> **Work to complete**: Only the number is requested. Tally the lines of the data that hold the string "Плазма".

(Entries from a page text collection)
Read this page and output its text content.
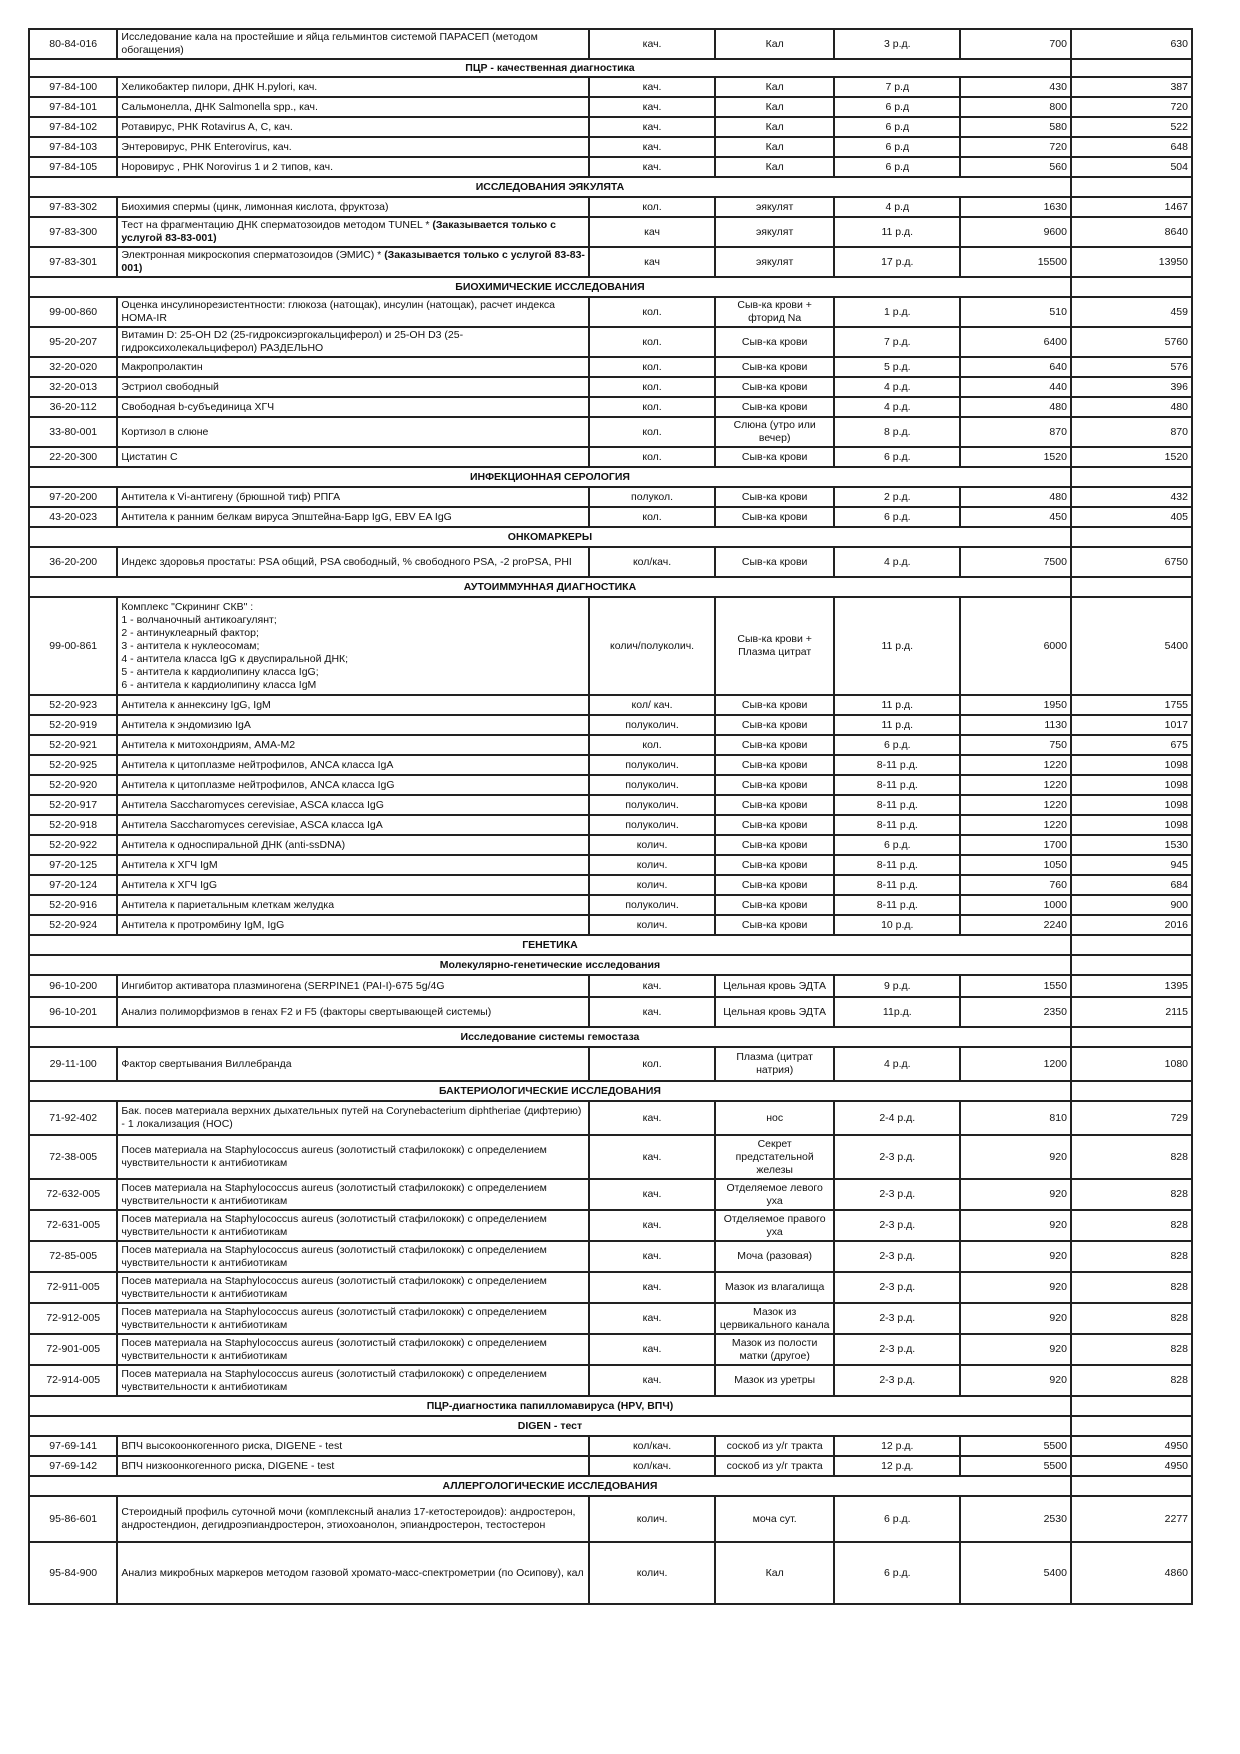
80-84-016	Исследование кала на простейшие и яйца гельминтов системой ПАРАСЕП (методом обогащения)	кач.	Кал	3 р.д.	700	630
ПЦР - качественная диагностика						
97-84-100	Хеликобактер пилори, ДНК H.pylori, кач.	кач.	Кал	7 р.д	430	387
97-84-101	Сальмонелла, ДНК Salmonella spp., кач.	кач.	Кал	6 р.д	800	720
97-84-102	Ротавирус, РНК Rotavirus A, C, кач.	кач.	Кал	6 р.д	580	522
97-84-103	Энтеровирус, РНК Enterovirus, кач.	кач.	Кал	6 р.д	720	648
97-84-105	Норовирус , РНК Norovirus 1 и 2 типов, кач.	кач.	Кал	6 р.д	560	504
ИССЛЕДОВАНИЯ ЭЯКУЛЯТА						
97-83-302	Биохимия спермы (цинк, лимонная кислота, фруктоза)	кол.	эякулят	4 р.д	1630	1467
97-83-300	Тест на фрагментацию ДНК сперматозоидов методом TUNEL * (Заказывается только с услугой 83-83-001)	кач	эякулят	11 р.д.	9600	8640
97-83-301	Электронная микроскопия сперматозоидов (ЭМИС) * (Заказывается только с услугой 83-83-001)	кач	эякулят	17 р.д.	15500	13950
БИОХИМИЧЕСКИЕ ИССЛЕДОВАНИЯ						
99-00-860	Оценка инсулинорезистентности: глюкоза (натощак), инсулин (натощак), расчет индекса HOMA-IR	кол.	Сыв-ка крови + фторид Na	1 р.д.	510	459
95-20-207	Витамин D: 25-OH D2 (25-гидроксиэргокальциферол) и 25-OH D3 (25-гидроксихолекальциферол) РАЗДЕЛЬНО	кол.	Сыв-ка крови	7 р.д.	6400	5760
32-20-020	Макропролактин	кол.	Сыв-ка крови	5 р.д.	640	576
32-20-013	Эстриол свободный	кол.	Сыв-ка крови	4 р.д.	440	396
36-20-112	Свободная b-субъединица ХГЧ	кол.	Сыв-ка крови	4 р.д.	480	480
33-80-001	Кортизол в слюне	кол.	Слюна (утро или вечер)	8 р.д.	870	870
22-20-300	Цистатин С	кол.	Сыв-ка крови	6 р.д.	1520	1520
ИНФЕКЦИОННАЯ СЕРОЛОГИЯ						
97-20-200	Антитела к Vi-антигену (брюшной тиф) РПГА	полукол.	Сыв-ка крови	2 р.д.	480	432
43-20-023	Антитела к ранним белкам вируса Эпштейна-Барр IgG, EBV EA IgG	кол.	Сыв-ка крови	6 р.д.	450	405
ОНКОМАРКЕРЫ						
36-20-200	Индекс здоровья простаты: PSA общий, PSA свободный, % свободного PSA, -2 proPSA, PHI	кол/кач.	Сыв-ка крови	4 р.д.	7500	6750
АУТОИММУННАЯ ДИАГНОСТИКА						
99-00-861	Комплекс "Скрининг СКВ" :
1 - волчаночный антикоагулянт;
2 - антинуклеарный фактор;
3 - антитела к нуклеосомам;
4 - антитела класса IgG к двуспиральной ДНК;
5 - антитела к кардиолипину класса IgG;
6 - антитела к кардиолипину класса IgM	колич/полуколич.	Сыв-ка крови + Плазма цитрат	11 р.д.	6000	5400
52-20-923	Антитела к аннексину IgG, IgM	кол/ кач.	Сыв-ка крови	11 р.д.	1950	1755
52-20-919	Антитела к эндомизию IgA	полуколич.	Сыв-ка крови	11 р.д.	1130	1017
52-20-921	Антитела к митохондриям, AMA-M2	кол.	Сыв-ка крови	6 р.д.	750	675
52-20-925	Антитела к цитоплазме нейтрофилов, ANCA класса IgA	полуколич.	Сыв-ка крови	8-11 р.д.	1220	1098
52-20-920	Антитела к цитоплазме нейтрофилов, ANCA класса IgG	полуколич.	Сыв-ка крови	8-11 р.д.	1220	1098
52-20-917	Антитела Saccharomyces cerevisiae, ASCA класса IgG	полуколич.	Сыв-ка крови	8-11 р.д.	1220	1098
52-20-918	Антитела Saccharomyces cerevisiae, ASCA класса IgA	полуколич.	Сыв-ка крови	8-11 р.д.	1220	1098
52-20-922	Антитела к односпиральной ДНК (anti-ssDNA)	колич.	Сыв-ка крови	6 р.д.	1700	1530
97-20-125	Антитела к ХГЧ IgM	колич.	Сыв-ка крови	8-11 р.д.	1050	945
97-20-124	Антитела к ХГЧ IgG	колич.	Сыв-ка крови	8-11 р.д.	760	684
52-20-916	Антитела к париетальным клеткам желудка	полуколич.	Сыв-ка крови	8-11 р.д.	1000	900
52-20-924	Антитела к протромбину IgM, IgG	колич.	Сыв-ка крови	10 р.д.	2240	2016
ГЕНЕТИКА						
Молекулярно-генетические исследования						
96-10-200	Ингибитор активатора плазминогена (SERPINE1 (PAI-I)-675 5g/4G	кач.	Цельная кровь ЭДТА	9 р.д.	1550	1395
96-10-201	Анализ полиморфизмов в генах F2 и F5 (факторы свертывающей системы)	кач.	Цельная кровь ЭДТА	11р.д.	2350	2115
Исследование системы гемостаза						
29-11-100	Фактор свертывания Виллебранда	кол.	Плазма (цитрат натрия)	4 р.д.	1200	1080
БАКТЕРИОЛОГИЧЕСКИЕ ИССЛЕДОВАНИЯ						
71-92-402	Бак. посев материала верхних дыхательных путей на Corynebacterium diphtheriae (дифтерию) - 1 локализация (НОС)	кач.	нос	2-4 р.д.	810	729
72-38-005	Посев материала на Staphylococcus aureus (золотистый стафилококк) с определением чувствительности к антибиотикам	кач.	Секрет предстательной железы	2-3 р.д.	920	828
72-632-005	Посев материала на Staphylococcus aureus (золотистый стафилококк) с определением чувствительности к антибиотикам	кач.	Отделяемое левого уха	2-3 р.д.	920	828
72-631-005	Посев материала на Staphylococcus aureus (золотистый стафилококк) с определением чувствительности к антибиотикам	кач.	Отделяемое правого уха	2-3 р.д.	920	828
72-85-005	Посев материала на Staphylococcus aureus (золотистый стафилококк) с определением чувствительности к антибиотикам	кач.	Моча (разовая)	2-3 р.д.	920	828
72-911-005	Посев материала на Staphylococcus aureus (золотистый стафилококк) с определением чувствительности к антибиотикам	кач.	Мазок из влагалища	2-3 р.д.	920	828
72-912-005	Посев материала на Staphylococcus aureus (золотистый стафилококк) с определением чувствительности к антибиотикам	кач.	Мазок из цервикального канала	2-3 р.д.	920	828
72-901-005	Посев материала на Staphylococcus aureus (золотистый стафилококк) с определением чувствительности к антибиотикам	кач.	Мазок из полости матки (другое)	2-3 р.д.	920	828
72-914-005	Посев материала на Staphylococcus aureus (золотистый стафилококк) с определением чувствительности к антибиотикам	кач.	Мазок из уретры	2-3 р.д.	920	828
ПЦР-диагностика папилломавируса (HPV, ВПЧ)						
DIGEN - тест						
97-69-141	ВПЧ высокоонкогенного риска, DIGENE - test	кол/кач.	соскоб из у/г тракта	12 р.д.	5500	4950
97-69-142	ВПЧ низкоонкогенного риска, DIGENE - test	кол/кач.	соскоб из у/г тракта	12 р.д.	5500	4950
АЛЛЕРГОЛОГИЧЕСКИЕ ИССЛЕДОВАНИЯ						
95-86-601	Стероидный профиль суточной мочи (комплексный анализ 17-кетостероидов): андростерон, андростендион, дегидроэпиандростерон, этиохоанолон, эпиандростерон, тестостерон	колич.	моча сут.	6 р.д.	2530	2277
95-84-900	Анализ микробных маркеров методом газовой хромато-масс-спектрометрии (по Осипову), кал	колич.	Кал	6 р.д.	5400	4860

> **Answer below**: 2